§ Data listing
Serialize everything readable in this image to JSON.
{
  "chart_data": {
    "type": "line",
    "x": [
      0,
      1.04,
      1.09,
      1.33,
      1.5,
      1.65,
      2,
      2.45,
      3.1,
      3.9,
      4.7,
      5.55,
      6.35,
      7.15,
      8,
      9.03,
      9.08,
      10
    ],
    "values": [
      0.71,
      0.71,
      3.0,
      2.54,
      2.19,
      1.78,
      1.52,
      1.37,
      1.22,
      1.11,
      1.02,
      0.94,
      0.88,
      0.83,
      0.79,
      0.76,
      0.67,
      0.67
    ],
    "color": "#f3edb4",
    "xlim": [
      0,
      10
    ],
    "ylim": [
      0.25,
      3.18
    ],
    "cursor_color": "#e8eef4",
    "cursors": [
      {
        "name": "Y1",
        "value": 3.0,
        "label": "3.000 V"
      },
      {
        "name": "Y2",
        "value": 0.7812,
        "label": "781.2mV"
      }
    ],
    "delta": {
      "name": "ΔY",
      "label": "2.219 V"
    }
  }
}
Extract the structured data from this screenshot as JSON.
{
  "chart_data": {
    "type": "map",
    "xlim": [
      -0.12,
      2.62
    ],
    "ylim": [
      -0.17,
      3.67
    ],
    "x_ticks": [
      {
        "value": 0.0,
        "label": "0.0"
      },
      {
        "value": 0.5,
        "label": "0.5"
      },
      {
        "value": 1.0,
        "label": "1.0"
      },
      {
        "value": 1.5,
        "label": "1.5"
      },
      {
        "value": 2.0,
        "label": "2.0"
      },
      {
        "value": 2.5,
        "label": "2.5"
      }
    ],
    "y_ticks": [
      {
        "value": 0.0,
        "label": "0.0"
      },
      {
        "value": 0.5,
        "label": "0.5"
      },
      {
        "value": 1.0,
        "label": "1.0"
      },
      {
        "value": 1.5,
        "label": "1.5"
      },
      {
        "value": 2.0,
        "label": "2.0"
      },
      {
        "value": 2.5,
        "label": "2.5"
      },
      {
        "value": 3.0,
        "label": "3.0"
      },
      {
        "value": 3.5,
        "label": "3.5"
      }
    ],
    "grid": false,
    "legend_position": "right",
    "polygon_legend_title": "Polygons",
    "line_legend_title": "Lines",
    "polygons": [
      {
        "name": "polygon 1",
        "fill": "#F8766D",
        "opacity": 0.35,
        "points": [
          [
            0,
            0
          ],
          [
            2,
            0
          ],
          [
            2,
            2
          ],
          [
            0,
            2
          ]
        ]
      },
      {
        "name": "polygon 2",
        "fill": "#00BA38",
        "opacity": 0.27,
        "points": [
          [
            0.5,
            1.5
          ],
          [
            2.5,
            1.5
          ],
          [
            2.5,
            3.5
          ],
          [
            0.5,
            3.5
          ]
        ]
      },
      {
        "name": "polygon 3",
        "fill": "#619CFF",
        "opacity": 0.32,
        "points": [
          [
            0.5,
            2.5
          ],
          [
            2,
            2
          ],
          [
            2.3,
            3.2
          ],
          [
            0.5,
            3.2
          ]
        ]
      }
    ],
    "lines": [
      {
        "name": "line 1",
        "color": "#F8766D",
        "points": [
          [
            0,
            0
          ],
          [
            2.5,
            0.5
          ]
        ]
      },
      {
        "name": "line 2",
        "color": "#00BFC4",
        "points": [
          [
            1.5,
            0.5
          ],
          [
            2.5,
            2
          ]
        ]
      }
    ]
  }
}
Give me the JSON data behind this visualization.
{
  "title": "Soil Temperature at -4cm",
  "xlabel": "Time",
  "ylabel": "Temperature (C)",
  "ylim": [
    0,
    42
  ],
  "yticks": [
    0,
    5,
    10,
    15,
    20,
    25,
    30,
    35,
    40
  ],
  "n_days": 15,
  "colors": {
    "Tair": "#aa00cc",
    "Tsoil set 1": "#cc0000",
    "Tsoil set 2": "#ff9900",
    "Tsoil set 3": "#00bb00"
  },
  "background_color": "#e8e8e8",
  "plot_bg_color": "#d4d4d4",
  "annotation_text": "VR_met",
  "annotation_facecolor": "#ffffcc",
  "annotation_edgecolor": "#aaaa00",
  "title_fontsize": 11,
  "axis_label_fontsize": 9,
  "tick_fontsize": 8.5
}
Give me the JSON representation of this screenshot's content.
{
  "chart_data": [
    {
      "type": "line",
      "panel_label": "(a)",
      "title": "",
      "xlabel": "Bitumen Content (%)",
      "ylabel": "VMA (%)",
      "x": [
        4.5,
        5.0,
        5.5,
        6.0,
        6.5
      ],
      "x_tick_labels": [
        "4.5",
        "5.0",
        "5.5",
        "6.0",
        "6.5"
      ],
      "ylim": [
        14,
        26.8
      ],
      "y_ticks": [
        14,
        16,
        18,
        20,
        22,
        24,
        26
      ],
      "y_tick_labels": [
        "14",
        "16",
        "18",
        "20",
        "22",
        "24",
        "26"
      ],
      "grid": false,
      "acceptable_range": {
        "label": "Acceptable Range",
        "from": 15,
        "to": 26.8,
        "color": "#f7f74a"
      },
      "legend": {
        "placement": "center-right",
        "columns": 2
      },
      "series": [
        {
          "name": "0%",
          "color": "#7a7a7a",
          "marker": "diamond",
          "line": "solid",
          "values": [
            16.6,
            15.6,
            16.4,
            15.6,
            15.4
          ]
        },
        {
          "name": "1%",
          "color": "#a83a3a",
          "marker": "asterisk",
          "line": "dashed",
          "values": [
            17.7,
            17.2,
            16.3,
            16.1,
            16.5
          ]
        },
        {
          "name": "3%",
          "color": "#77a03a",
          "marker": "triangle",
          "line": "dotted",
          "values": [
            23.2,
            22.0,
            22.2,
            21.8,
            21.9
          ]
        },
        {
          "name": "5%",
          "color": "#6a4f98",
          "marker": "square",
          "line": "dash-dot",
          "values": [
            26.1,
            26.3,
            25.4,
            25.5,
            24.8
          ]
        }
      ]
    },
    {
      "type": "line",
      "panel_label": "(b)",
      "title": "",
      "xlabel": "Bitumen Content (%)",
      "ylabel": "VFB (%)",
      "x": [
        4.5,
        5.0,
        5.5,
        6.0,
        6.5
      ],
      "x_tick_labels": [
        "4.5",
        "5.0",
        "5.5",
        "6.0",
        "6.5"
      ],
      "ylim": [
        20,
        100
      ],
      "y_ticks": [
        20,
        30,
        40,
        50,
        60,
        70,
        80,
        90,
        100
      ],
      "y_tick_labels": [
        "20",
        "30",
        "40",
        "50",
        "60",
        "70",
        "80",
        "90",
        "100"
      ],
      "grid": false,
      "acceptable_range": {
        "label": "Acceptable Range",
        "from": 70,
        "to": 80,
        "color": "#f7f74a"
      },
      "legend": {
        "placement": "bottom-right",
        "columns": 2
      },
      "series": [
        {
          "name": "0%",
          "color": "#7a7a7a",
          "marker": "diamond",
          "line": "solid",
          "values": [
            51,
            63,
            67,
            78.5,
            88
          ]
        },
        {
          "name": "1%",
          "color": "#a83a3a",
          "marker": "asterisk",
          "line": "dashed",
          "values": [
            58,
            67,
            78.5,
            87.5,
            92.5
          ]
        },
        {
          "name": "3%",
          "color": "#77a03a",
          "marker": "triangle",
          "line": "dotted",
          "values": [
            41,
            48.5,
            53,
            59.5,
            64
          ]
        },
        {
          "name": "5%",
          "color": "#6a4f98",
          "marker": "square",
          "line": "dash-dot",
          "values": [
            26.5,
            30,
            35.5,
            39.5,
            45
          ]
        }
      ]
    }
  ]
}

§ Directions
Reproduce all of the records exactly.

§ Response below
Serialize everything readable in this image to JSON.
{
  "chart_data": {
    "type": "line",
    "x": [
      0,
      1.04,
      1.09,
      1.33,
      1.5,
      1.65,
      2,
      2.45,
      3.1,
      3.9,
      4.7,
      5.55,
      6.35,
      7.15,
      8,
      9.03,
      9.08,
      10
    ],
    "values": [
      0.71,
      0.71,
      3.0,
      2.54,
      2.19,
      1.78,
      1.52,
      1.37,
      1.22,
      1.11,
      1.02,
      0.94,
      0.88,
      0.83,
      0.79,
      0.76,
      0.67,
      0.67
    ],
    "color": "#f3edb4",
    "xlim": [
      0,
      10
    ],
    "ylim": [
      0.25,
      3.18
    ],
    "cursor_color": "#e8eef4",
    "cursors": [
      {
        "name": "Y1",
        "value": 3.0,
        "label": "3.000 V"
      },
      {
        "name": "Y2",
        "value": 0.7812,
        "label": "781.2mV"
      }
    ],
    "delta": {
      "name": "ΔY",
      "label": "2.219 V"
    }
  }
}
Extract the structured data from this screenshot as JSON.
{
  "chart_data": {
    "type": "map",
    "xlim": [
      -0.12,
      2.62
    ],
    "ylim": [
      -0.17,
      3.67
    ],
    "x_ticks": [
      {
        "value": 0.0,
        "label": "0.0"
      },
      {
        "value": 0.5,
        "label": "0.5"
      },
      {
        "value": 1.0,
        "label": "1.0"
      },
      {
        "value": 1.5,
        "label": "1.5"
      },
      {
        "value": 2.0,
        "label": "2.0"
      },
      {
        "value": 2.5,
        "label": "2.5"
      }
    ],
    "y_ticks": [
      {
        "value": 0.0,
        "label": "0.0"
      },
      {
        "value": 0.5,
        "label": "0.5"
      },
      {
        "value": 1.0,
        "label": "1.0"
      },
      {
        "value": 1.5,
        "label": "1.5"
      },
      {
        "value": 2.0,
        "label": "2.0"
      },
      {
        "value": 2.5,
        "label": "2.5"
      },
      {
        "value": 3.0,
        "label": "3.0"
      },
      {
        "value": 3.5,
        "label": "3.5"
      }
    ],
    "grid": false,
    "legend_position": "right",
    "polygon_legend_title": "Polygons",
    "line_legend_title": "Lines",
    "polygons": [
      {
        "name": "polygon 1",
        "fill": "#F8766D",
        "opacity": 0.35,
        "points": [
          [
            0,
            0
          ],
          [
            2,
            0
          ],
          [
            2,
            2
          ],
          [
            0,
            2
          ]
        ]
      },
      {
        "name": "polygon 2",
        "fill": "#00BA38",
        "opacity": 0.27,
        "points": [
          [
            0.5,
            1.5
          ],
          [
            2.5,
            1.5
          ],
          [
            2.5,
            3.5
          ],
          [
            0.5,
            3.5
          ]
        ]
      },
      {
        "name": "polygon 3",
        "fill": "#619CFF",
        "opacity": 0.32,
        "points": [
          [
            0.5,
            2.5
          ],
          [
            2,
            2
          ],
          [
            2.3,
            3.2
          ],
          [
            0.5,
            3.2
          ]
        ]
      }
    ],
    "lines": [
      {
        "name": "line 1",
        "color": "#F8766D",
        "points": [
          [
            0,
            0
          ],
          [
            2.5,
            0.5
          ]
        ]
      },
      {
        "name": "line 2",
        "color": "#00BFC4",
        "points": [
          [
            1.5,
            0.5
          ],
          [
            2.5,
            2
          ]
        ]
      }
    ]
  }
}
Give me the JSON data behind this visualization.
{
  "title": "Soil Temperature at -4cm",
  "xlabel": "Time",
  "ylabel": "Temperature (C)",
  "ylim": [
    0,
    42
  ],
  "yticks": [
    0,
    5,
    10,
    15,
    20,
    25,
    30,
    35,
    40
  ],
  "n_days": 15,
  "colors": {
    "Tair": "#aa00cc",
    "Tsoil set 1": "#cc0000",
    "Tsoil set 2": "#ff9900",
    "Tsoil set 3": "#00bb00"
  },
  "background_color": "#e8e8e8",
  "plot_bg_color": "#d4d4d4",
  "annotation_text": "VR_met",
  "annotation_facecolor": "#ffffcc",
  "annotation_edgecolor": "#aaaa00",
  "title_fontsize": 11,
  "axis_label_fontsize": 9,
  "tick_fontsize": 8.5
}
Give me the JSON representation of this screenshot's content.
{
  "chart_data": [
    {
      "type": "line",
      "panel_label": "(a)",
      "title": "",
      "xlabel": "Bitumen Content (%)",
      "ylabel": "VMA (%)",
      "x": [
        4.5,
        5.0,
        5.5,
        6.0,
        6.5
      ],
      "x_tick_labels": [
        "4.5",
        "5.0",
        "5.5",
        "6.0",
        "6.5"
      ],
      "ylim": [
        14,
        26.8
      ],
      "y_ticks": [
        14,
        16,
        18,
        20,
        22,
        24,
        26
      ],
      "y_tick_labels": [
        "14",
        "16",
        "18",
        "20",
        "22",
        "24",
        "26"
      ],
      "grid": false,
      "acceptable_range": {
        "label": "Acceptable Range",
        "from": 15,
        "to": 26.8,
        "color": "#f7f74a"
      },
      "legend": {
        "placement": "center-right",
        "columns": 2
      },
      "series": [
        {
          "name": "0%",
          "color": "#7a7a7a",
          "marker": "diamond",
          "line": "solid",
          "values": [
            16.6,
            15.6,
            16.4,
            15.6,
            15.4
          ]
        },
        {
          "name": "1%",
          "color": "#a83a3a",
          "marker": "asterisk",
          "line": "dashed",
          "values": [
            17.7,
            17.2,
            16.3,
            16.1,
            16.5
          ]
        },
        {
          "name": "3%",
          "color": "#77a03a",
          "marker": "triangle",
          "line": "dotted",
          "values": [
            23.2,
            22.0,
            22.2,
            21.8,
            21.9
          ]
        },
        {
          "name": "5%",
          "color": "#6a4f98",
          "marker": "square",
          "line": "dash-dot",
          "values": [
            26.1,
            26.3,
            25.4,
            25.5,
            24.8
          ]
        }
      ]
    },
    {
      "type": "line",
      "panel_label": "(b)",
      "title": "",
      "xlabel": "Bitumen Content (%)",
      "ylabel": "VFB (%)",
      "x": [
        4.5,
        5.0,
        5.5,
        6.0,
        6.5
      ],
      "x_tick_labels": [
        "4.5",
        "5.0",
        "5.5",
        "6.0",
        "6.5"
      ],
      "ylim": [
        20,
        100
      ],
      "y_ticks": [
        20,
        30,
        40,
        50,
        60,
        70,
        80,
        90,
        100
      ],
      "y_tick_labels": [
        "20",
        "30",
        "40",
        "50",
        "60",
        "70",
        "80",
        "90",
        "100"
      ],
      "grid": false,
      "acceptable_range": {
        "label": "Acceptable Range",
        "from": 70,
        "to": 80,
        "color": "#f7f74a"
      },
      "legend": {
        "placement": "bottom-right",
        "columns": 2
      },
      "series": [
        {
          "name": "0%",
          "color": "#7a7a7a",
          "marker": "diamond",
          "line": "solid",
          "values": [
            51,
            63,
            67,
            78.5,
            88
          ]
        },
        {
          "name": "1%",
          "color": "#a83a3a",
          "marker": "asterisk",
          "line": "dashed",
          "values": [
            58,
            67,
            78.5,
            87.5,
            92.5
          ]
        },
        {
          "name": "3%",
          "color": "#77a03a",
          "marker": "triangle",
          "line": "dotted",
          "values": [
            41,
            48.5,
            53,
            59.5,
            64
          ]
        },
        {
          "name": "5%",
          "color": "#6a4f98",
          "marker": "square",
          "line": "dash-dot",
          "values": [
            26.5,
            30,
            35.5,
            39.5,
            45
          ]
        }
      ]
    }
  ]
}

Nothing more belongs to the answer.